— begin DATASET CONTENT —

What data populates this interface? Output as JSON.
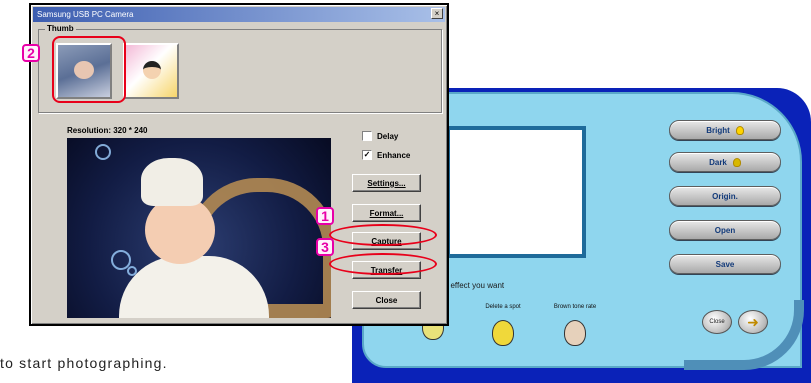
{
  "dialog": {
    "title": "Samsung USB PC Camera",
    "close_glyph": "×",
    "thumb_group_label": "Thumb",
    "resolution_text": "Resolution: 320 * 240",
    "delay": {
      "label": "Delay",
      "checked": false
    },
    "enhance": {
      "label": "Enhance",
      "checked": true,
      "check_glyph": "✓"
    },
    "buttons": {
      "settings": "Settings...",
      "format": "Format...",
      "capture": "Capture",
      "transfer": "Transfer",
      "close": "Close"
    }
  },
  "annotations": {
    "thumb_marker": "2",
    "capture_marker": "1",
    "transfer_marker": "3",
    "marker_color": "#e800a8",
    "highlight_color": "#e8001a"
  },
  "background_app": {
    "buttons": {
      "bright": "Bright",
      "dark": "Dark",
      "origin": "Origin.",
      "open": "Open",
      "save": "Save"
    },
    "effect_hint": "t effect you want",
    "effects": {
      "delete_spot": "Delete a spot",
      "brown_tone": "Brown tone rate"
    },
    "close_round_label": "Close",
    "next_icon": "arrow-right-icon",
    "colors": {
      "frame": "#0a22b8",
      "panel": "#8fd6ee"
    }
  },
  "caption": "to start photographing."
}
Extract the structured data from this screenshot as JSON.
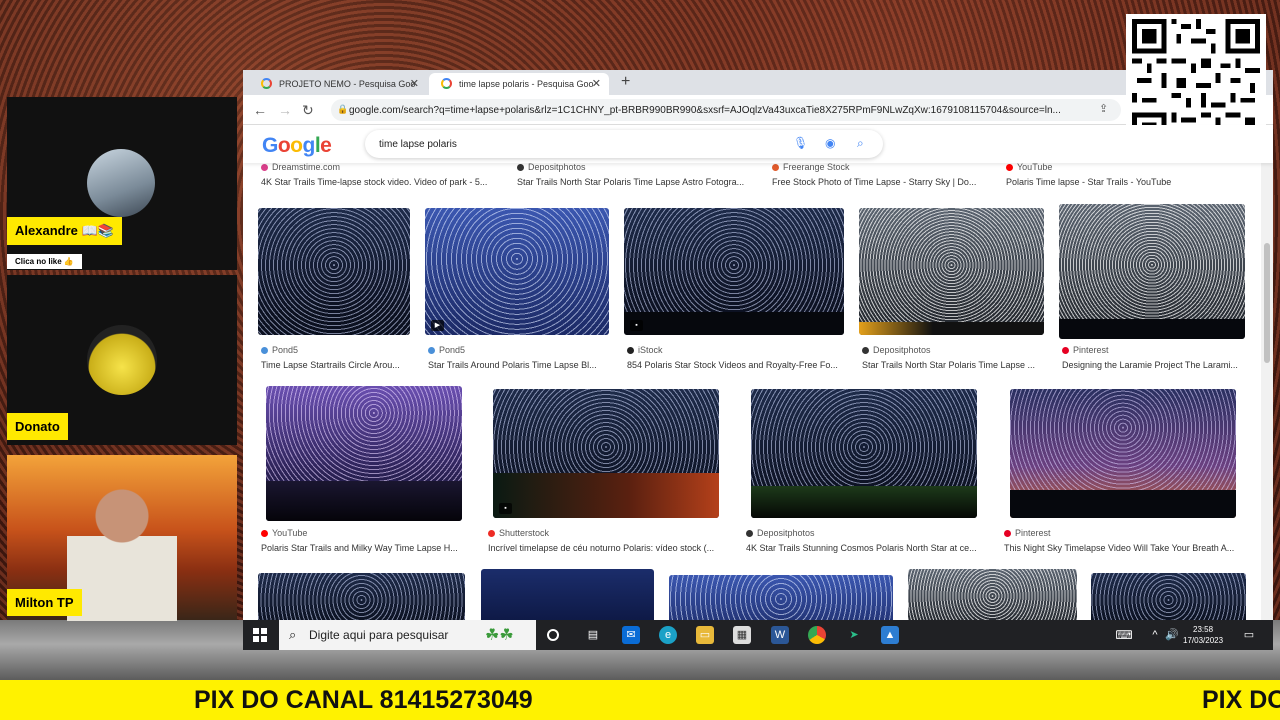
{
  "participants": [
    {
      "name": "Alexandre 📖📚",
      "sub": "Clica no like 👍"
    },
    {
      "name": "Donato"
    },
    {
      "name": "Milton TP"
    }
  ],
  "browser": {
    "tabs": [
      {
        "title": "PROJETO NEMO - Pesquisa Goo"
      },
      {
        "title": "time lapse polaris - Pesquisa Goo"
      }
    ],
    "url": "google.com/search?q=time+lapse+polaris&rlz=1C1CHNY_pt-BRBR990BR990&sxsrf=AJOqlzVa43uxcaTie8X275RPmF9NLwZqXw:1679108115704&source=ln..."
  },
  "google": {
    "logo": "Google",
    "query": "time lapse polaris"
  },
  "top_row": [
    {
      "source": "Dreamstime.com",
      "caption": "4K Star Trails Time-lapse stock video. Video of park - 5...",
      "color": "#d93f8a"
    },
    {
      "source": "Depositphotos",
      "caption": "Star Trails North Star Polaris Time Lapse Astro Fotogra...",
      "color": "#333333"
    },
    {
      "source": "Freerange Stock",
      "caption": "Free Stock Photo of Time Lapse - Starry Sky | Do...",
      "color": "#e05a2b"
    },
    {
      "source": "YouTube",
      "caption": "Polaris Time lapse - Star Trails - YouTube",
      "color": "#ff0000"
    }
  ],
  "row1": [
    {
      "source": "Pond5",
      "caption": "Time Lapse Startrails Circle Arou...",
      "color": "#4a90d9"
    },
    {
      "source": "Pond5",
      "caption": "Star Trails Around Polaris Time Lapse Bl...",
      "color": "#4a90d9"
    },
    {
      "source": "iStock",
      "caption": "854 Polaris Star Stock Videos and Royalty-Free Fo...",
      "color": "#222222"
    },
    {
      "source": "Depositphotos",
      "caption": "Star Trails North Star Polaris Time Lapse ...",
      "color": "#333333"
    },
    {
      "source": "Pinterest",
      "caption": "Designing the Laramie Project The Larami...",
      "color": "#e60023"
    }
  ],
  "row2": [
    {
      "source": "YouTube",
      "caption": "Polaris Star Trails and Milky Way Time Lapse H...",
      "color": "#ff0000"
    },
    {
      "source": "Shutterstock",
      "caption": "Incrível timelapse de céu noturno Polaris: vídeo stock (...",
      "color": "#ee2b24"
    },
    {
      "source": "Depositphotos",
      "caption": "4K Star Trails Stunning Cosmos Polaris North Star at ce...",
      "color": "#333333"
    },
    {
      "source": "Pinterest",
      "caption": "This Night Sky Timelapse Video Will Take Your Breath A...",
      "color": "#e60023"
    }
  ],
  "taskbar": {
    "search_placeholder": "Digite aqui para pesquisar",
    "time": "23:58",
    "date": "17/03/2023"
  },
  "banner": {
    "text": "PIX DO CANAL 81415273049",
    "text_repeat": "PIX DO"
  }
}
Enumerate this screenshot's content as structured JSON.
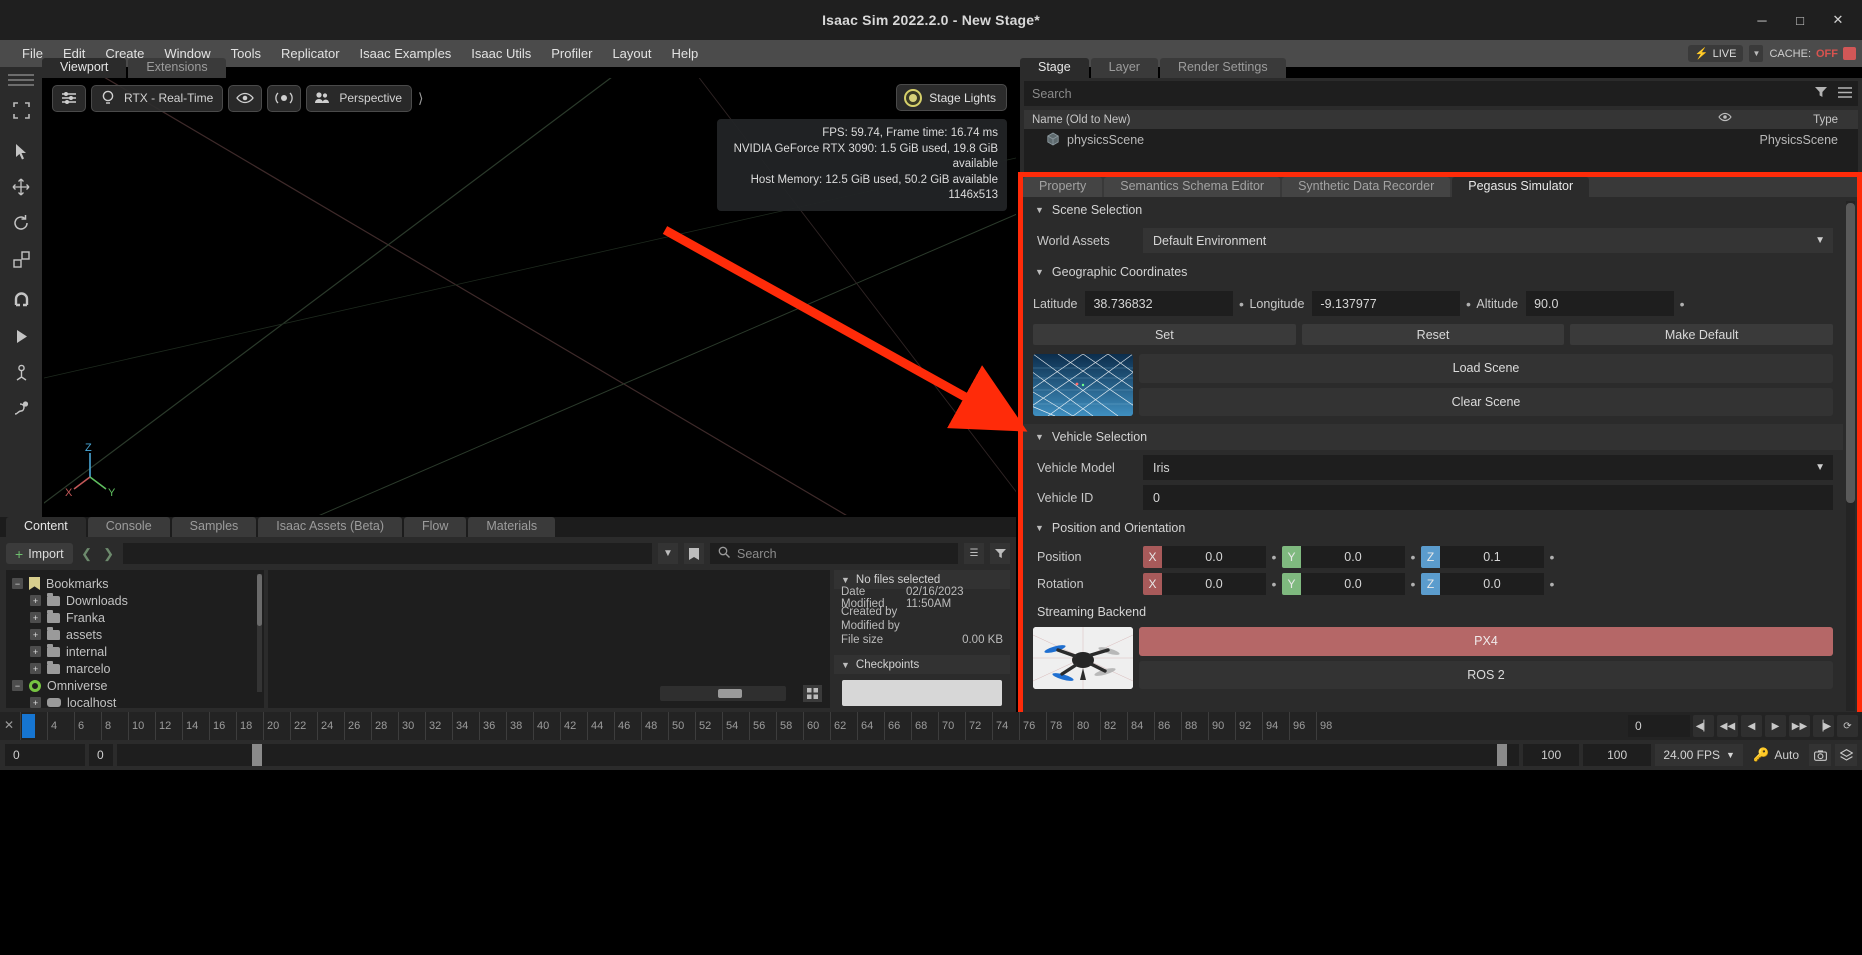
{
  "window": {
    "title": "Isaac Sim 2022.2.0 - New Stage*",
    "minimize": "─",
    "maximize": "□",
    "close": "✕"
  },
  "menubar": {
    "items": [
      "File",
      "Edit",
      "Create",
      "Window",
      "Tools",
      "Replicator",
      "Isaac Examples",
      "Isaac Utils",
      "Profiler",
      "Layout",
      "Help"
    ],
    "live_label": "LIVE",
    "cache_label": "CACHE:",
    "cache_state": "OFF"
  },
  "viewport": {
    "tabs": [
      {
        "label": "Viewport",
        "active": true
      },
      {
        "label": "Extensions",
        "active": false
      }
    ],
    "toolbar": {
      "settings_icon": "sliders-icon",
      "renderer": "RTX - Real-Time",
      "eye_icon": "eye-icon",
      "light_icon": "light-icon",
      "camera": "Perspective"
    },
    "stage_lights": "Stage Lights",
    "hud": [
      "FPS: 59.74, Frame time: 16.74 ms",
      "NVIDIA GeForce RTX 3090: 1.5 GiB used, 19.8 GiB available",
      "Host Memory: 12.5 GiB used, 50.2 GiB available",
      "1146x513"
    ],
    "axis": {
      "x": "X",
      "y": "Y",
      "z": "Z"
    }
  },
  "stage_panel": {
    "tabs": [
      {
        "label": "Stage",
        "active": true
      },
      {
        "label": "Layer",
        "active": false
      },
      {
        "label": "Render Settings",
        "active": false
      }
    ],
    "search_placeholder": "Search",
    "columns": {
      "name": "Name (Old to New)",
      "type": "Type"
    },
    "rows": [
      {
        "name": "physicsScene",
        "type": "PhysicsScene"
      }
    ]
  },
  "pegasus": {
    "tabs": [
      {
        "label": "Property",
        "active": false
      },
      {
        "label": "Semantics Schema Editor",
        "active": false
      },
      {
        "label": "Synthetic Data Recorder",
        "active": false
      },
      {
        "label": "Pegasus Simulator",
        "active": true
      }
    ],
    "scene_selection": {
      "title": "Scene Selection",
      "world_assets_label": "World Assets",
      "world_assets_value": "Default Environment",
      "geo_title": "Geographic Coordinates",
      "latitude_label": "Latitude",
      "latitude_value": "38.736832",
      "longitude_label": "Longitude",
      "longitude_value": "-9.137977",
      "altitude_label": "Altitude",
      "altitude_value": "90.0",
      "set_label": "Set",
      "reset_label": "Reset",
      "make_default_label": "Make Default",
      "load_scene_label": "Load Scene",
      "clear_scene_label": "Clear Scene"
    },
    "vehicle_selection": {
      "title": "Vehicle Selection",
      "model_label": "Vehicle Model",
      "model_value": "Iris",
      "id_label": "Vehicle ID",
      "id_value": "0",
      "pos_title": "Position and Orientation",
      "position_label": "Position",
      "position": {
        "x": "0.0",
        "y": "0.0",
        "z": "0.1"
      },
      "rotation_label": "Rotation",
      "rotation": {
        "x": "0.0",
        "y": "0.0",
        "z": "0.0"
      },
      "axis_x": "X",
      "axis_y": "Y",
      "axis_z": "Z"
    },
    "streaming": {
      "label": "Streaming Backend",
      "px4_label": "PX4",
      "ros2_label": "ROS 2"
    },
    "accent_color": "#ff2b09",
    "px4_color": "#b56767"
  },
  "content_browser": {
    "tabs": [
      {
        "label": "Content",
        "active": true
      },
      {
        "label": "Console",
        "active": false
      },
      {
        "label": "Samples",
        "active": false
      },
      {
        "label": "Isaac Assets (Beta)",
        "active": false
      },
      {
        "label": "Flow",
        "active": false
      },
      {
        "label": "Materials",
        "active": false
      }
    ],
    "import_label": "Import",
    "back_icon": "chevron-left-icon",
    "forward_icon": "chevron-right-icon",
    "path_value": "",
    "search_placeholder": "Search",
    "tree": [
      {
        "label": "Bookmarks",
        "icon": "bookmark-icon",
        "expander": "−",
        "depth": 0
      },
      {
        "label": "Downloads",
        "icon": "folder-icon",
        "expander": "+",
        "depth": 1
      },
      {
        "label": "Franka",
        "icon": "folder-icon",
        "expander": "+",
        "depth": 1
      },
      {
        "label": "assets",
        "icon": "folder-icon",
        "expander": "+",
        "depth": 1
      },
      {
        "label": "internal",
        "icon": "folder-icon",
        "expander": "+",
        "depth": 1
      },
      {
        "label": "marcelo",
        "icon": "folder-icon",
        "expander": "+",
        "depth": 1
      },
      {
        "label": "Omniverse",
        "icon": "omniverse-icon",
        "expander": "−",
        "depth": 0
      },
      {
        "label": "localhost",
        "icon": "server-icon",
        "expander": "+",
        "depth": 1
      }
    ],
    "info": {
      "title": "No files selected",
      "date_modified_label": "Date Modified",
      "date_modified_value": "02/16/2023 11:50AM",
      "created_by_label": "Created by",
      "created_by_value": "",
      "modified_by_label": "Modified by",
      "modified_by_value": "",
      "file_size_label": "File size",
      "file_size_value": "0.00 KB",
      "checkpoints_title": "Checkpoints"
    }
  },
  "timeline": {
    "ticks": [
      "2",
      "4",
      "6",
      "8",
      "10",
      "12",
      "14",
      "16",
      "18",
      "20",
      "22",
      "24",
      "26",
      "28",
      "30",
      "32",
      "34",
      "36",
      "38",
      "40",
      "42",
      "44",
      "46",
      "48",
      "50",
      "52",
      "54",
      "56",
      "58",
      "60",
      "62",
      "64",
      "66",
      "68",
      "70",
      "72",
      "74",
      "76",
      "78",
      "80",
      "82",
      "84",
      "86",
      "88",
      "90",
      "92",
      "94",
      "96",
      "98"
    ],
    "current_frame": "0",
    "controls": [
      "◀▏",
      "◀◀",
      "◀",
      "▶",
      "▶▶",
      "▕▶",
      "⟳"
    ]
  },
  "status_bar": {
    "start_value": "0",
    "range_start": "0",
    "range_end": "100",
    "end_value": "100",
    "fps_value": "24.00 FPS",
    "auto_label": "Auto",
    "key_icon": "key-icon",
    "camera_icon": "camera-icon",
    "layers_icon": "layers-icon"
  }
}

— end DATASET CONTENT —

### WHAT TO DO
Extract, from the material above, each line holding the word "structured".

### RESULT OF THE TASK
Extract the structured data from this screenshot as JSON.
Enumerate this screenshot's content as structured JSON.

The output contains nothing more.